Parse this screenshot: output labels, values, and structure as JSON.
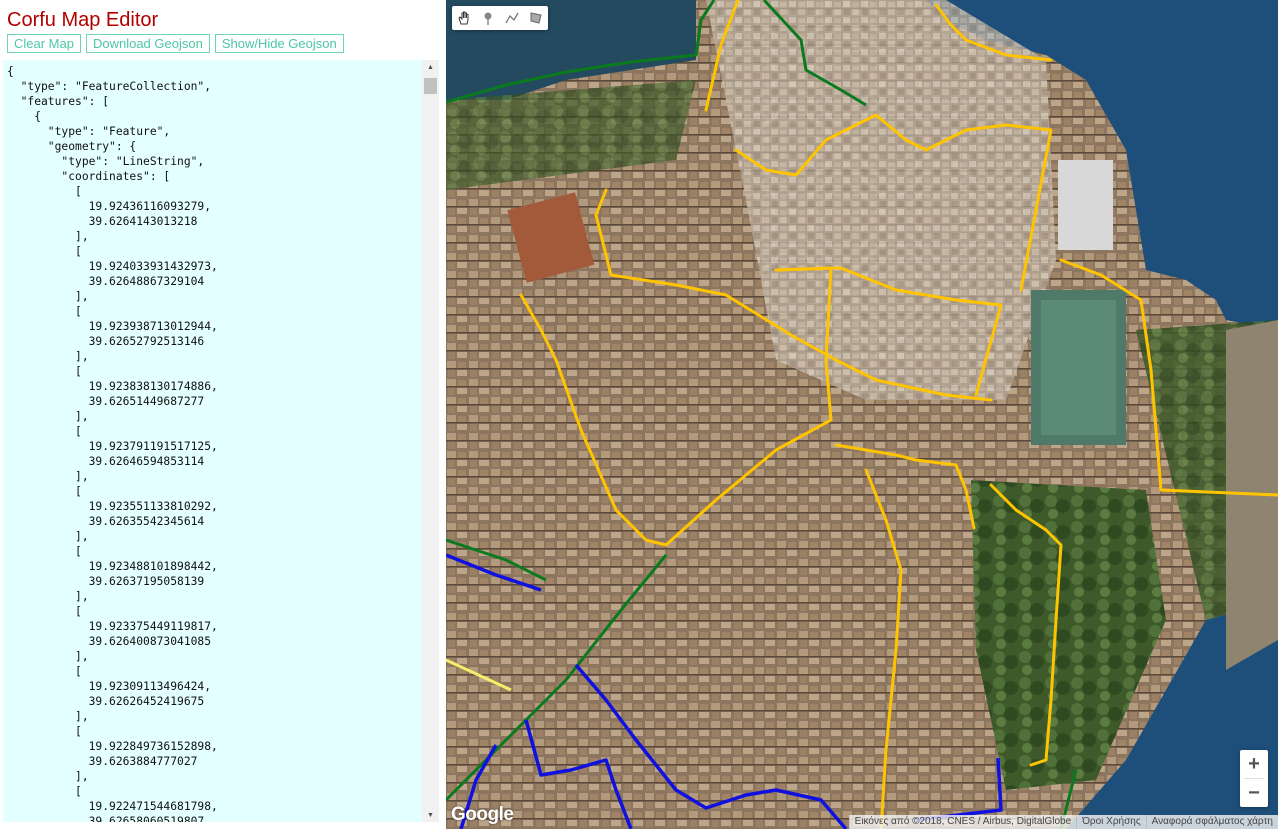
{
  "app": {
    "title": "Corfu Map Editor"
  },
  "buttons": {
    "clear": "Clear Map",
    "download": "Download Geojson",
    "toggle": "Show/Hide Geojson"
  },
  "geojson_text": "{\n  \"type\": \"FeatureCollection\",\n  \"features\": [\n    {\n      \"type\": \"Feature\",\n      \"geometry\": {\n        \"type\": \"LineString\",\n        \"coordinates\": [\n          [\n            19.92436116093279,\n            39.6264143013218\n          ],\n          [\n            19.924033931432973,\n            39.62648867329104\n          ],\n          [\n            19.923938713012944,\n            39.62652792513146\n          ],\n          [\n            19.923838130174886,\n            39.62651449687277\n          ],\n          [\n            19.923791191517125,\n            39.62646594853114\n          ],\n          [\n            19.923551133810292,\n            39.62635542345614\n          ],\n          [\n            19.923488101898442,\n            39.62637195058139\n          ],\n          [\n            19.923375449119817,\n            39.626400873041085\n          ],\n          [\n            19.92309113496424,\n            39.62626452419675\n          ],\n          [\n            19.922849736152898,\n            39.6263884777027\n          ],\n          [\n            19.922471544681798,\n            39.62658060519807",
  "map": {
    "tools": [
      "hand-icon",
      "marker-icon",
      "polyline-icon",
      "polygon-icon"
    ],
    "zoom_in": "+",
    "zoom_out": "−",
    "logo": "Google",
    "attribution": [
      "Εικόνες από ©2018, CNES / Airbus, DigitalGlobe",
      "Όροι Χρήσης",
      "Αναφορά σφάλματος χάρτη"
    ]
  },
  "colors": {
    "title": "#b20000",
    "button_text": "#4cc7a5",
    "json_background": "#e3ffff",
    "route_yellow": "#ffc400",
    "route_green": "#0b7a1e",
    "route_blue": "#1010e0",
    "sea": "#1e4f7a"
  }
}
□ □ □ □ □
** Exercise requirements **
In the lines above, locate the string "title". Copy every line where it occurs.

** The output **
    "title": "Corfu Map Editor"
    "title": "#b20000",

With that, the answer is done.